• **Problems and tasks**
1 – Say whether each statement agrees with the passage on the Nile dam, answering yes or no and quoting the deciding words from it: (a) The Arab League foreign ministers met in Doha. (b) The resolution asks the United Nations Security Council to step in. (c) The Arab League has long been known for its unity.
2 – Repeat the passage on the Nile dam word for word, beginning at the words "It even calls" and stopping after "in the region.".
== Passage for review ==
The latest round of talks over the filling of Ethiopia’s controversial Nile dam have foundered and the Arab League has made its position clear.
Tuesday’s extraordinary meeting of Arab League Foreign ministers over the Grand Ethiopian Renaissance Dam (GERD) in Doha provided the chance for the AL to signal whose side its on.
A resolution from the meeting stated the Arab League’s categorical rejection of policies that would compromise Egypt and Sudan’s share of water from the Nile, Africa’s longest and most important river.
It even calls on the United Nations Security Council to intervene before the crisis brought by competing claims of the Nile’s resources could degenerate into tensions and open conflict in the region.
North African neighbour Tunisia has been more vociferous in its opposition to Ethiopia’s Nile ambition aside from Egypt and Sudan.
Foreign Minister Othman Jerandi spoke about “defending the Egyptian and Sudanese rights” to the Nile waters.
Although the expressed aim of the League of Arab countries is for the furtherance of the interests of its member countries, the 76-year old organisation is notorious for its lack of unity over the years.
Its members hardly “sing from the same hymn sheet” on issues of common interests.
===
== Data extracts ==
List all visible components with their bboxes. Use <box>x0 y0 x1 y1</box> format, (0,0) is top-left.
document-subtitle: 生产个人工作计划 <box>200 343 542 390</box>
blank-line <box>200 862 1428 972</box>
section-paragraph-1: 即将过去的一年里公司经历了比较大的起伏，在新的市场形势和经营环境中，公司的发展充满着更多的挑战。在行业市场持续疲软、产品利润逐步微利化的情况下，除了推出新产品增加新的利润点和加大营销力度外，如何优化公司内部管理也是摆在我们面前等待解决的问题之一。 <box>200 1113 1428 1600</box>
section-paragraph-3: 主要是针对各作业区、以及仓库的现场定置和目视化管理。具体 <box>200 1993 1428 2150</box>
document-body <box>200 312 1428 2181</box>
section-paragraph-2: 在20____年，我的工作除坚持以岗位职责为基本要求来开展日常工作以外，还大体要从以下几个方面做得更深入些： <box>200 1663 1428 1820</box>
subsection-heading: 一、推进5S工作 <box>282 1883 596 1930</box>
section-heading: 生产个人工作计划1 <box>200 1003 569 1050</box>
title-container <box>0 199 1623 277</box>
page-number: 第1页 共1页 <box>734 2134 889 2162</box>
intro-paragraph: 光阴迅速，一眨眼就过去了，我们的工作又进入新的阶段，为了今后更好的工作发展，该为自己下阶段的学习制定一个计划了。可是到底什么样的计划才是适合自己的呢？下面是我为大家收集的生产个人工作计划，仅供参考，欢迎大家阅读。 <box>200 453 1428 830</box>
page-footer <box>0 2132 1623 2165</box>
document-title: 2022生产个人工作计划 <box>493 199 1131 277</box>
===
• **Responses for each task**
1 –
(a) Yes: "in Doha"
(b) Yes: "It even calls on the United Nations Security Council to intervene"
(c) No: "notorious for its lack of unity over the years"

2 –
It even calls on the United Nations Security Council to intervene before the crisis brought by competing claims of the Nile’s resources could degenerate into tensions and open conflict in the region.